DATA RECORDS =
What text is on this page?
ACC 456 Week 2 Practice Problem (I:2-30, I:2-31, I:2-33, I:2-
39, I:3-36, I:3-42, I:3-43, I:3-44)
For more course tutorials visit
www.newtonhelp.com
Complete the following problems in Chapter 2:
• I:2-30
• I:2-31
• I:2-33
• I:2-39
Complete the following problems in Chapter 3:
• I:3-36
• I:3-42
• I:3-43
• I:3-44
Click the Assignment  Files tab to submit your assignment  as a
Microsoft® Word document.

PROBLEM TO SOLVE = Using the data above, reproduce every line exactly.

FINISHED ANSWER =
What text is on this page?
ACC 456 Week 2 Practice Problem (I:2-30, I:2-31, I:2-33, I:2-
39, I:3-36, I:3-42, I:3-43, I:3-44)
For more course tutorials visit
www.newtonhelp.com
Complete the following problems in Chapter 2:
• I:2-30
• I:2-31
• I:2-33
• I:2-39
Complete the following problems in Chapter 3:
• I:3-36
• I:3-42
• I:3-43
• I:3-44
Click the Assignment  Files tab to submit your assignment  as a
Microsoft® Word document.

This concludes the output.